### THE EXERCISE
Search the data below for the string "바랍니다". Extract every line that contains it.

Data excerpts:
▬▬▬▬▬▬

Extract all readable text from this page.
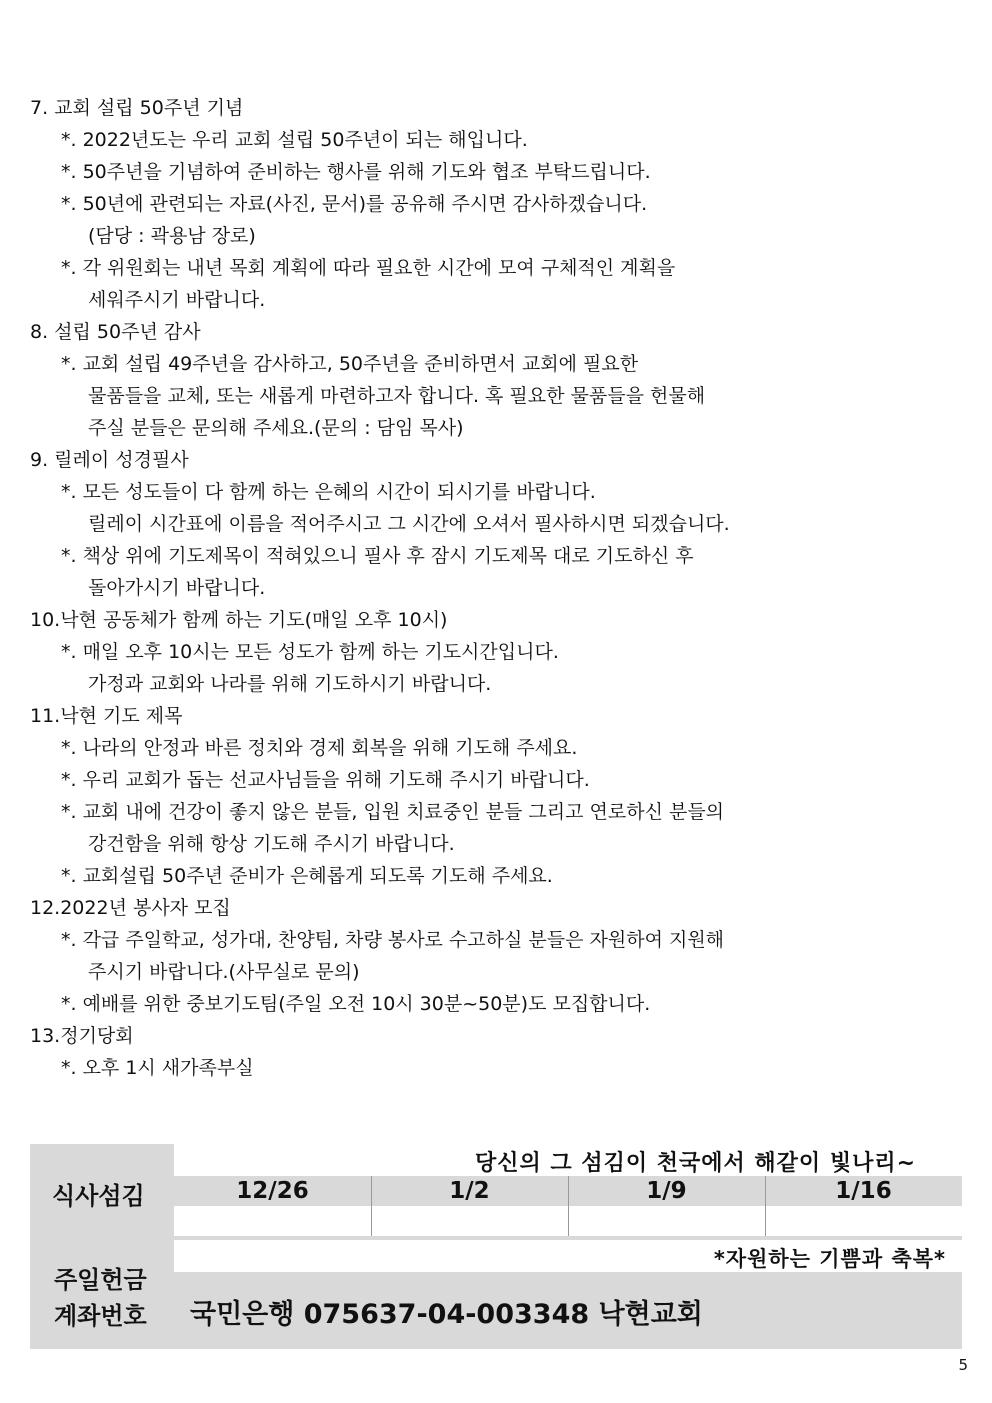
7. 교회 설립 50주년 기념
*. 2022년도는 우리 교회 설립 50주년이 되는 해입니다.
*. 50주년을 기념하여 준비하는 행사를 위해 기도와 협조 부탁드립니다.
*. 50년에 관련되는 자료(사진, 문서)를 공유해 주시면 감사하겠습니다.
(담당 : 곽용남 장로)
*. 각 위원회는 내년 목회 계획에 따라 필요한 시간에 모여 구체적인 계획을
세워주시기 바랍니다.
8. 설립 50주년 감사
*. 교회 설립 49주년을 감사하고, 50주년을 준비하면서 교회에 필요한
물품들을 교체, 또는 새롭게 마련하고자 합니다. 혹 필요한 물품들을 헌물해
주실 분들은 문의해 주세요.(문의 : 담임 목사)
9. 릴레이 성경필사
*. 모든 성도들이 다 함께 하는 은혜의 시간이 되시기를 바랍니다.
릴레이 시간표에 이름을 적어주시고 그 시간에 오셔서 필사하시면 되겠습니다.
*. 책상 위에 기도제목이 적혀있으니 필사 후 잠시 기도제목 대로 기도하신 후
돌아가시기 바랍니다.
10.낙현 공동체가 함께 하는 기도(매일 오후 10시)
*. 매일 오후 10시는 모든 성도가 함께 하는 기도시간입니다.
가정과 교회와 나라를 위해 기도하시기 바랍니다.
11.낙현 기도 제목
*. 나라의 안정과 바른 정치와 경제 회복을 위해 기도해 주세요.
*. 우리 교회가 돕는 선교사님들을 위해 기도해 주시기 바랍니다.
*. 교회 내에 건강이 좋지 않은 분들, 입원 치료중인 분들 그리고 연로하신 분들의
강건함을 위해 항상 기도해 주시기 바랍니다.
*. 교회설립 50주년 준비가 은혜롭게 되도록 기도해 주세요.
12.2022년 봉사자 모집
*. 각급 주일학교, 성가대, 찬양팀, 차량 봉사로 수고하실 분들은 자원하여 지원해
주시기 바랍니다.(사무실로 문의)
*. 예배를 위한 중보기도팀(주일 오전 10시 30분~50분)도 모집합니다.
13.정기당회
*. 오후 1시 새가족부실
당신의 그 섬김이 천국에서 해같이 빛나리~
식사섬김	12/26	1/2	1/9	1/16
주일헌금
계좌번호
*자원하는 기쁨과 축복*
국민은행 075637-04-003348 낙현교회
5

▬▬▬▬▬▬

### ANSWER IN FULL
세워주시기 바랍니다.
*. 모든 성도들이 다 함께 하는 은혜의 시간이 되시기를 바랍니다.
돌아가시기 바랍니다.
가정과 교회와 나라를 위해 기도하시기 바랍니다.
*. 우리 교회가 돕는 선교사님들을 위해 기도해 주시기 바랍니다.
강건함을 위해 항상 기도해 주시기 바랍니다.
주시기 바랍니다.(사무실로 문의)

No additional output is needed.